Identify each line below that contains the word "JSON", and copy it out.

#####

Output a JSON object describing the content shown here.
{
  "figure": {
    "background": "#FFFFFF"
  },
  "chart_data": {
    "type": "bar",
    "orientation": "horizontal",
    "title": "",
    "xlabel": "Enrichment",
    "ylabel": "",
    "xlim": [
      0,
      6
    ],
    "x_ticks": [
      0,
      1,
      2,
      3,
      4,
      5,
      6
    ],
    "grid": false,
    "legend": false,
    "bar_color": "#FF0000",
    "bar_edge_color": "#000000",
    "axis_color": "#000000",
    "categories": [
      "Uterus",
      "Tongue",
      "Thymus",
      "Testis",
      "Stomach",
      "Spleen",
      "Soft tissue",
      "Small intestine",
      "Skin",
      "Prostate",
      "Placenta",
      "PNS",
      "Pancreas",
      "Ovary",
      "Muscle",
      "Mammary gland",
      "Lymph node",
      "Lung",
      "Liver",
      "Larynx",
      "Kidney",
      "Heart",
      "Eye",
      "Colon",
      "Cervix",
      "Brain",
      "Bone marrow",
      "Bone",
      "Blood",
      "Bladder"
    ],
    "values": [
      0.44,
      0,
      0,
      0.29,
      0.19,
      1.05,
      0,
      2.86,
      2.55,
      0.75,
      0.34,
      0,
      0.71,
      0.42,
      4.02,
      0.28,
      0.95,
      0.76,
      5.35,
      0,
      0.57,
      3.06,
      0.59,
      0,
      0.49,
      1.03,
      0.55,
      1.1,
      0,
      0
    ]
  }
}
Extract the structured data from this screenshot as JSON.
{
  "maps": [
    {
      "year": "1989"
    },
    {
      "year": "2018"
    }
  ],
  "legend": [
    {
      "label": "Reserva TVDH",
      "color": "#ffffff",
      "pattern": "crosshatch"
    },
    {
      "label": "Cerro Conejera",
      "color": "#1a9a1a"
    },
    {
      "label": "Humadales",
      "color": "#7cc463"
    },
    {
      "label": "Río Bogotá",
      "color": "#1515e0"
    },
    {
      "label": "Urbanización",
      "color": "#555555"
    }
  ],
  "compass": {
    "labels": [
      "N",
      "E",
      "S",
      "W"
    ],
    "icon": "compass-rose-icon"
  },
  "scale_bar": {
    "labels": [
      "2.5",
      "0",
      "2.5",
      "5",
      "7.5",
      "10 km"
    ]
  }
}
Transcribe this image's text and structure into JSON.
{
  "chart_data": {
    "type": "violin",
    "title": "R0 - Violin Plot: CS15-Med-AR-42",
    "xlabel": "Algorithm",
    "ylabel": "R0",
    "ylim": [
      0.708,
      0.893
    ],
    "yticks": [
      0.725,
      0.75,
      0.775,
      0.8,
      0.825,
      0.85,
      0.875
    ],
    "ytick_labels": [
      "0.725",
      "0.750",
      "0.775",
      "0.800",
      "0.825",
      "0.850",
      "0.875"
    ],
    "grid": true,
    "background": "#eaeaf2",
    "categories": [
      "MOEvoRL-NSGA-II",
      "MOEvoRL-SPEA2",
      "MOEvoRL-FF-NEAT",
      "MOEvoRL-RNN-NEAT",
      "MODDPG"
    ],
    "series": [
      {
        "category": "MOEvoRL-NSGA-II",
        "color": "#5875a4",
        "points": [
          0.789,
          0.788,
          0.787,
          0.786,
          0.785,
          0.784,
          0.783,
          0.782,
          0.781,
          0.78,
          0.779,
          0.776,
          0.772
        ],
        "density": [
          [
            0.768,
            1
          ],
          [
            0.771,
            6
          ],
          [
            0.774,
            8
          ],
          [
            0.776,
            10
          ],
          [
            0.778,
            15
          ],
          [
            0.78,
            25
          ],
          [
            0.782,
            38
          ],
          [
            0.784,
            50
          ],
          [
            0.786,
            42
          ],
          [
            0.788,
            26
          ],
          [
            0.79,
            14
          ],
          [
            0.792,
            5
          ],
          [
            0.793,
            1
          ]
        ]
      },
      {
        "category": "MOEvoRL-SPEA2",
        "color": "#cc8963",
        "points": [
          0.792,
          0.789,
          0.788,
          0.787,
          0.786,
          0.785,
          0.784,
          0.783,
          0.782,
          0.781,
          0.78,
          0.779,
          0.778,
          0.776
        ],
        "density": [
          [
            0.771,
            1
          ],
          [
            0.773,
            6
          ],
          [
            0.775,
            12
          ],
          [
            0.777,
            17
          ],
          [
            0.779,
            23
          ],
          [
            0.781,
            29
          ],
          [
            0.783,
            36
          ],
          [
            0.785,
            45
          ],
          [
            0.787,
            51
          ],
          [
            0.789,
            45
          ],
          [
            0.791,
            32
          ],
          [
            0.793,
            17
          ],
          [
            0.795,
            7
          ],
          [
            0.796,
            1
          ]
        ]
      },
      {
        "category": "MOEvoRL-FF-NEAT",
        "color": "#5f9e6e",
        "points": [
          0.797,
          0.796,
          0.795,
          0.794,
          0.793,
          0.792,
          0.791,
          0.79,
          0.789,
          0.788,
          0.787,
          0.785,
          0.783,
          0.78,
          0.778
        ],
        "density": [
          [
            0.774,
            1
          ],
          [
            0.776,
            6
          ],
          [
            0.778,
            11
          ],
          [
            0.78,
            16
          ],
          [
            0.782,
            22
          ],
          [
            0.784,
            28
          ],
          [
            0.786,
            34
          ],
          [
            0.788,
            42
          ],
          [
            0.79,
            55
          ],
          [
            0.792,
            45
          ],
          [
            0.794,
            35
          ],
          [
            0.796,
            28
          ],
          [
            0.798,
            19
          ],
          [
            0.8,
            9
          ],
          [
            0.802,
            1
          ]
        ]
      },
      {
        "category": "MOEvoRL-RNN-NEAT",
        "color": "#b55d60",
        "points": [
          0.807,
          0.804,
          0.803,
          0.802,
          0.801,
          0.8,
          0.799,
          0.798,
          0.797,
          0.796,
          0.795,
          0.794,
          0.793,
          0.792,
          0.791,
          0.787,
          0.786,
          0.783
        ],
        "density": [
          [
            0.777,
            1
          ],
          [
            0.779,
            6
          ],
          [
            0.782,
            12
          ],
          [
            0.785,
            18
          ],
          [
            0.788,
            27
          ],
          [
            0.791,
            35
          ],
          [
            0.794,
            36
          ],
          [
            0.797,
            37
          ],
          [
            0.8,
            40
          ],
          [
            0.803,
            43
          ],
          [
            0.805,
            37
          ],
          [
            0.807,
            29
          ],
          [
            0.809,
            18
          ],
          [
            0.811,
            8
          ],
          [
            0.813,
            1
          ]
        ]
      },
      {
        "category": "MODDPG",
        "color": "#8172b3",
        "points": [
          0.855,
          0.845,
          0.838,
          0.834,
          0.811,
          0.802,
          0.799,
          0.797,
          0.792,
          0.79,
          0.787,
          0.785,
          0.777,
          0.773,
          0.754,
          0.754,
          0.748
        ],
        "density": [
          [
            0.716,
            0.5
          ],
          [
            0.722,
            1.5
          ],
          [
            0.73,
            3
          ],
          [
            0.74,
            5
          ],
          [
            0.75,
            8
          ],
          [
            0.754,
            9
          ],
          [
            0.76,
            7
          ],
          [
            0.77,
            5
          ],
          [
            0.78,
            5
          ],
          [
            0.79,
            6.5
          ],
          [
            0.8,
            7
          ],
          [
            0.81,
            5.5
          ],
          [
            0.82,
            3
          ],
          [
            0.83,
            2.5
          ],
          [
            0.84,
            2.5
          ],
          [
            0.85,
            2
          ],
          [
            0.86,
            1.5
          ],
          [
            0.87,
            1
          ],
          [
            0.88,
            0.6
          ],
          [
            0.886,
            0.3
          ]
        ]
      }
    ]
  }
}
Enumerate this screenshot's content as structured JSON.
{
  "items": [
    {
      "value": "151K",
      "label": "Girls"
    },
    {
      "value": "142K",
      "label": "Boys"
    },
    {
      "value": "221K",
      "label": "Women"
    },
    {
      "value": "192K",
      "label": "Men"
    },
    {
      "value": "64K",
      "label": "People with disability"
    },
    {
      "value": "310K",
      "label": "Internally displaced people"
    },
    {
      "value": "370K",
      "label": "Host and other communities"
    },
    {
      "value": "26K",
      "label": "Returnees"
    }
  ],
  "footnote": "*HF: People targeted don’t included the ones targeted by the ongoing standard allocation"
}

#####

_Solution for this exercise_.
Output a JSON object describing the content shown here.
Extract the structured data from this screenshot as JSON.
Transcribe this image's text and structure into JSON.
Enumerate this screenshot's content as structured JSON.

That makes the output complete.